[Entries from a dataset]
▶

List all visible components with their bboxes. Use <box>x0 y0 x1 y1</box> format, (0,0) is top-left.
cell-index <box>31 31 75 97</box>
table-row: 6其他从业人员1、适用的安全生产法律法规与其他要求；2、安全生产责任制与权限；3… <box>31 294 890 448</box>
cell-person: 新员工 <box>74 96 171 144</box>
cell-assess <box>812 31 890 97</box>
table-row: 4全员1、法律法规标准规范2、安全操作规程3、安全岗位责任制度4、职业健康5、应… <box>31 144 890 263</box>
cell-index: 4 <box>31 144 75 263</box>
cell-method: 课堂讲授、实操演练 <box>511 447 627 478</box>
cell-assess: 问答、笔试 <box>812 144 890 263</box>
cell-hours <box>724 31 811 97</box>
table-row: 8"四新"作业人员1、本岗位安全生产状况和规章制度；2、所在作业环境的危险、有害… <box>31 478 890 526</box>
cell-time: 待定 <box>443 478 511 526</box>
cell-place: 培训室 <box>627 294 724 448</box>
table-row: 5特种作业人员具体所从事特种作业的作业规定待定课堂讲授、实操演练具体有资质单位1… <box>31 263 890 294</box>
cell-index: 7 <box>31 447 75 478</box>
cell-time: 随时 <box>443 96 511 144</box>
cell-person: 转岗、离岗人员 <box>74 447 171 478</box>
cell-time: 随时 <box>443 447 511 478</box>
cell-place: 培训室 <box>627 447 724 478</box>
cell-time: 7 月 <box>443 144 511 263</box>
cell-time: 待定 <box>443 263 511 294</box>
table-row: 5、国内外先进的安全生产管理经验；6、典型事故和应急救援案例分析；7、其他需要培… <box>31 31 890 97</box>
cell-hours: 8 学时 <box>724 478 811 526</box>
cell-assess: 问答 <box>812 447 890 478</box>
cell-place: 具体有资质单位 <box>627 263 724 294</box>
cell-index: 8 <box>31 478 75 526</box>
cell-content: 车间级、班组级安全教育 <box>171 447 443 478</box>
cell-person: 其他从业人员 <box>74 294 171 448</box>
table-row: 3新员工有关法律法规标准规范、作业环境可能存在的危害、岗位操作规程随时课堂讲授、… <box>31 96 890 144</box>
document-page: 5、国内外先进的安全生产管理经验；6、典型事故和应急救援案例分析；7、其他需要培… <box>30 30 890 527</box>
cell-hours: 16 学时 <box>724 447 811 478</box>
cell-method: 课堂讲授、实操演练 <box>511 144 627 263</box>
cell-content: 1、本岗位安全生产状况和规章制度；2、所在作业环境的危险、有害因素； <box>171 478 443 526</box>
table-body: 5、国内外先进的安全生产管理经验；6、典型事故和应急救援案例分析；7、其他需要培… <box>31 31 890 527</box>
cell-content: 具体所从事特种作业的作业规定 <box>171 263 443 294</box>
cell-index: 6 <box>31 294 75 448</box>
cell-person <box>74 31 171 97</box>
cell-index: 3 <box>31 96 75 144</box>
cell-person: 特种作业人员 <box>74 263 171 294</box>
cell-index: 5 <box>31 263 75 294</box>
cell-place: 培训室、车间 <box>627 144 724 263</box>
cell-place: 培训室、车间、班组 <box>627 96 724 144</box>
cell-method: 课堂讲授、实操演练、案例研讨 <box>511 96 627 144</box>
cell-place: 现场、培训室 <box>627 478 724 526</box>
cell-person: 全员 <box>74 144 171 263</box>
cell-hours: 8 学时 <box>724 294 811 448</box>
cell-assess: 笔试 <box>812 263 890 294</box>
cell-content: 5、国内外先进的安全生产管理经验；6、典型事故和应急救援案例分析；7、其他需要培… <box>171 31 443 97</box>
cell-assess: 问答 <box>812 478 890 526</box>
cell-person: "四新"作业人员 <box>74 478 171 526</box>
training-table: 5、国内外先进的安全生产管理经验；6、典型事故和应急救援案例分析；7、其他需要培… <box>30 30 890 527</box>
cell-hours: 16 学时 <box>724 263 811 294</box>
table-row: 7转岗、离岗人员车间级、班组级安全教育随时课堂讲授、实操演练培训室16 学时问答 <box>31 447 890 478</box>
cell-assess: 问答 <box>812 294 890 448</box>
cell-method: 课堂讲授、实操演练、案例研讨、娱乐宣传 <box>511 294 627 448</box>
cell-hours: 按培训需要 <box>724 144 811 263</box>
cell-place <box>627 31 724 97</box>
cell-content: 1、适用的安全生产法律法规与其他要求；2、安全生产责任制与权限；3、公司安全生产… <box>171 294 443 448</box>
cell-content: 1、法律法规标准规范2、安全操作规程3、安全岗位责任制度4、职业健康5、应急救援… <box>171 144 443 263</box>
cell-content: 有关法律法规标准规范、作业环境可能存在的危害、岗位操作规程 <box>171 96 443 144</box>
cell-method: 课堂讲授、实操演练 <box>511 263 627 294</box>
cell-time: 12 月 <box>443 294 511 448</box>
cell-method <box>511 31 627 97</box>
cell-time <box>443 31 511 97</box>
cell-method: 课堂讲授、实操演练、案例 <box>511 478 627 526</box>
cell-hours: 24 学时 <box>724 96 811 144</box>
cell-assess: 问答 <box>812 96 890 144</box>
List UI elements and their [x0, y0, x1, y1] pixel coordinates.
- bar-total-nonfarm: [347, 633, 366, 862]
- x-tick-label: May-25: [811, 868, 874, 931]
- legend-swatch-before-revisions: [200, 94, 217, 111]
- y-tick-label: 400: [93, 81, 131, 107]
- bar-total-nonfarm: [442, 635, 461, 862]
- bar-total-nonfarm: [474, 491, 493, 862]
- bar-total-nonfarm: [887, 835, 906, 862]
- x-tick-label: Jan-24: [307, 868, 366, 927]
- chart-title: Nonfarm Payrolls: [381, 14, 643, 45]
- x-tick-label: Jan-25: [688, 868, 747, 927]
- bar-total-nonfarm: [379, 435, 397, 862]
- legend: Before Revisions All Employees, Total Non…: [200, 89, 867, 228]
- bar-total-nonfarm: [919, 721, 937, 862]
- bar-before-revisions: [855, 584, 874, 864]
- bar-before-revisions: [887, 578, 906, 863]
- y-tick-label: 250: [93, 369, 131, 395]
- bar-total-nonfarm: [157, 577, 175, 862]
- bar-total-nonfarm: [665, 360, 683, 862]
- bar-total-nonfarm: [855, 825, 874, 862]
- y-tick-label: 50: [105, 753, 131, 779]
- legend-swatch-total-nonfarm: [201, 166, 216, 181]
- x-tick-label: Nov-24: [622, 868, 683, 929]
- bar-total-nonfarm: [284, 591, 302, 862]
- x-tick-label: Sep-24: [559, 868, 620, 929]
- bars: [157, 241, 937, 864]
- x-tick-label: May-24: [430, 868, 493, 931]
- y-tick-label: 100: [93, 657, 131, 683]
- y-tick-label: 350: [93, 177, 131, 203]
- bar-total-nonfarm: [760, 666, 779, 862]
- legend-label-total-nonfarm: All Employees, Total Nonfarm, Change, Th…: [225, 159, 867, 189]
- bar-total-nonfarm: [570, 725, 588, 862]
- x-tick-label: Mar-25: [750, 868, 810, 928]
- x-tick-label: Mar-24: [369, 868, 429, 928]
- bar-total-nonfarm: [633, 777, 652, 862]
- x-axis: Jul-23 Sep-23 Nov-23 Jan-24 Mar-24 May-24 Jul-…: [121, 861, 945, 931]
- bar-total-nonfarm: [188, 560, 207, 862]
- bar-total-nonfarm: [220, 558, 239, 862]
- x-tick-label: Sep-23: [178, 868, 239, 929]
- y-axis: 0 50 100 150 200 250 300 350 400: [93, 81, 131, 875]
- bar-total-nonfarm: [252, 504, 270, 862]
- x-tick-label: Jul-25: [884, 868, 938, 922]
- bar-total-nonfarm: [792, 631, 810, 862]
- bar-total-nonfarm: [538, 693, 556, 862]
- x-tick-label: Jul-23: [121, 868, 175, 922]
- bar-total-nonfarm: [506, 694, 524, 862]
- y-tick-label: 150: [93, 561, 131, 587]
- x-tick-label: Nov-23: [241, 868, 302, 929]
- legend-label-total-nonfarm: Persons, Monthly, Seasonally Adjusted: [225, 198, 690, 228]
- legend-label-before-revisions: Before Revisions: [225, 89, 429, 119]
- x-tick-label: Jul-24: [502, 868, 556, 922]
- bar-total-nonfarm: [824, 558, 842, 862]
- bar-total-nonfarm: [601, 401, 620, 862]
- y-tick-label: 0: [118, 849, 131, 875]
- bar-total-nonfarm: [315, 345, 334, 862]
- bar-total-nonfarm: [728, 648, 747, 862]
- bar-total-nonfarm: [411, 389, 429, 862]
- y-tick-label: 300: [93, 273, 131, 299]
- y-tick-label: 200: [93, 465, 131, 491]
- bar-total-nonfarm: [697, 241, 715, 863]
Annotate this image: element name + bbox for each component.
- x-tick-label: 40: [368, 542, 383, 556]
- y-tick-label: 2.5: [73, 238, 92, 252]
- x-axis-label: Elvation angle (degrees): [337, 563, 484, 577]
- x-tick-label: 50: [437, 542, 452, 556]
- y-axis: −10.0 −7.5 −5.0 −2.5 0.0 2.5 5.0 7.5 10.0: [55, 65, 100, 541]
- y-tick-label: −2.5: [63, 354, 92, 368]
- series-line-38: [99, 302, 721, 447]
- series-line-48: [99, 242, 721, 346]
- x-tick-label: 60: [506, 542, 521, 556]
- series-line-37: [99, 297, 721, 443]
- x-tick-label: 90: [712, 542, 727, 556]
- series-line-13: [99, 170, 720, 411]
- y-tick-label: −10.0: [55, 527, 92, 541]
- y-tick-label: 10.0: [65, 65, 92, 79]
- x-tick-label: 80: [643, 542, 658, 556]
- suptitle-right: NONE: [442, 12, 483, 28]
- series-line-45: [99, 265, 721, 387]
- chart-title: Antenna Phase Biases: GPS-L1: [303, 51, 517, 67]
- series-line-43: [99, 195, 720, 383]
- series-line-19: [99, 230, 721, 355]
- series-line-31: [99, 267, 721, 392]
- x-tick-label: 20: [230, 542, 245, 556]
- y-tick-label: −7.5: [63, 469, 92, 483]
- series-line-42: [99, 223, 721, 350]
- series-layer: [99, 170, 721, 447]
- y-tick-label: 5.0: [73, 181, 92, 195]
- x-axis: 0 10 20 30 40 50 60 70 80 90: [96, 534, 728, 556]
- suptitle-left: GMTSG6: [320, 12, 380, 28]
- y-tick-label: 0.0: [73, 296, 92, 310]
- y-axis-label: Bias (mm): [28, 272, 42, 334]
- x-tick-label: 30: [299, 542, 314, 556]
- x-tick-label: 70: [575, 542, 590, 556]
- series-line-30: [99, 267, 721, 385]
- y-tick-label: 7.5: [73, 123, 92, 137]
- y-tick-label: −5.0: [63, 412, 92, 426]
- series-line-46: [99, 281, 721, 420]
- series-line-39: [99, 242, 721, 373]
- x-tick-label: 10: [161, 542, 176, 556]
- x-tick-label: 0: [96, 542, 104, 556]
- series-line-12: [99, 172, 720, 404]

◀

:: Given task ::
Please give the entries again from the start through the line containing "cell-assess: 问答、笔试 <box>812 144 890 263</box>", renaming "components" to "items" and leaving everything else unchanged.

:: Full response ::
List all visible items with their bboxes. Use <box>x0 y0 x1 y1</box> format, (0,0) is top-left.
cell-index <box>31 31 75 97</box>
table-row: 6其他从业人员1、适用的安全生产法律法规与其他要求；2、安全生产责任制与权限；3… <box>31 294 890 448</box>
cell-person: 新员工 <box>74 96 171 144</box>
cell-assess <box>812 31 890 97</box>
table-row: 4全员1、法律法规标准规范2、安全操作规程3、安全岗位责任制度4、职业健康5、应… <box>31 144 890 263</box>
cell-index: 4 <box>31 144 75 263</box>
cell-method: 课堂讲授、实操演练 <box>511 447 627 478</box>
cell-assess: 问答、笔试 <box>812 144 890 263</box>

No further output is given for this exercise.